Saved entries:
-.-.-

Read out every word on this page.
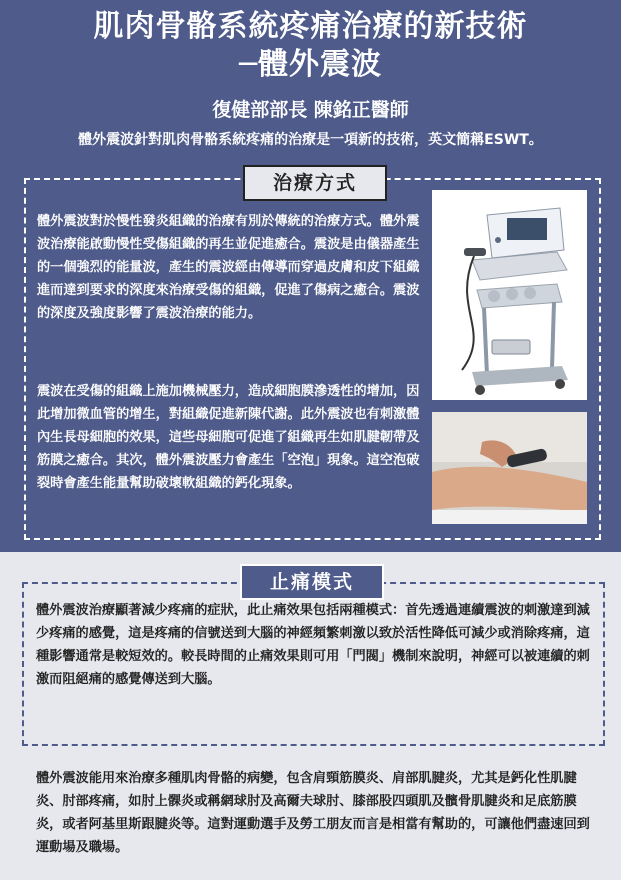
肌肉骨骼系統疼痛治療的新技術
─體外震波
復健部部長 陳銘正醫師
體外震波針對肌肉骨骼系統疼痛的治療是一項新的技術，英文簡稱ESWT。
治療方式
體外震波對於慢性發炎組織的治療有別於傳統的治療方式。體外震波治療能啟動慢性受傷組織的再生並促進癒合。震波是由儀器產生的一個強烈的能量波，產生的震波經由傳導而穿過皮膚和皮下組織進而達到要求的深度來治療受傷的組織，促進了傷病之癒合。震波的深度及強度影響了震波治療的能力。
震波在受傷的組織上施加機械壓力，造成細胞膜滲透性的增加，因此增加微血管的增生，對組織促進新陳代謝。此外震波也有刺激體內生長母細胞的效果，這些母細胞可促進了組織再生如肌腱韌帶及筋膜之癒合。其次，體外震波壓力會產生「空泡」現象。這空泡破裂時會產生能量幫助破壞軟組織的鈣化現象。
止痛模式
體外震波治療顯著減少疼痛的症狀，此止痛效果包括兩種模式：首先透過連續震波的刺激達到減少疼痛的感覺，這是疼痛的信號送到大腦的神經頻繁刺激以致於活性降低可減少或消除疼痛，這種影響通常是較短效的。較長時間的止痛效果則可用「門閥」機制來說明，神經可以被連續的刺激而阻絕痛的感覺傳送到大腦。
體外震波能用來治療多種肌肉骨骼的病變，包含肩頸筋膜炎、肩部肌腱炎，尤其是鈣化性肌腱炎、肘部疼痛，如肘上髁炎或稱網球肘及高爾夫球肘、膝部股四頭肌及髕骨肌腱炎和足底筋膜炎，或者阿基里斯跟腱炎等。這對運動選手及勞工朋友而言是相當有幫助的，可讓他們盡速回到運動場及職場。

-.-.-

# EXERCISE DIRECTIONS:
Set down every record once more, word for word, without pictures.

# TASK RESULT:
Read out every word on this page.
肌肉骨骼系統疼痛治療的新技術
─體外震波
復健部部長 陳銘正醫師
體外震波針對肌肉骨骼系統疼痛的治療是一項新的技術，英文簡稱ESWT。
治療方式
體外震波對於慢性發炎組織的治療有別於傳統的治療方式。體外震波治療能啟動慢性受傷組織的再生並促進癒合。震波是由儀器產生的一個強烈的能量波，產生的震波經由傳導而穿過皮膚和皮下組織進而達到要求的深度來治療受傷的組織，促進了傷病之癒合。震波的深度及強度影響了震波治療的能力。
震波在受傷的組織上施加機械壓力，造成細胞膜滲透性的增加，因此增加微血管的增生，對組織促進新陳代謝。此外震波也有刺激體內生長母細胞的效果，這些母細胞可促進了組織再生如肌腱韌帶及筋膜之癒合。其次，體外震波壓力會產生「空泡」現象。這空泡破裂時會產生能量幫助破壞軟組織的鈣化現象。
止痛模式
體外震波治療顯著減少疼痛的症狀，此止痛效果包括兩種模式：首先透過連續震波的刺激達到減少疼痛的感覺，這是疼痛的信號送到大腦的神經頻繁刺激以致於活性降低可減少或消除疼痛，這種影響通常是較短效的。較長時間的止痛效果則可用「門閥」機制來說明，神經可以被連續的刺激而阻絕痛的感覺傳送到大腦。
體外震波能用來治療多種肌肉骨骼的病變，包含肩頸筋膜炎、肩部肌腱炎，尤其是鈣化性肌腱炎、肘部疼痛，如肘上髁炎或稱網球肘及高爾夫球肘、膝部股四頭肌及髕骨肌腱炎和足底筋膜炎，或者阿基里斯跟腱炎等。這對運動選手及勞工朋友而言是相當有幫助的，可讓他們盡速回到運動場及職場。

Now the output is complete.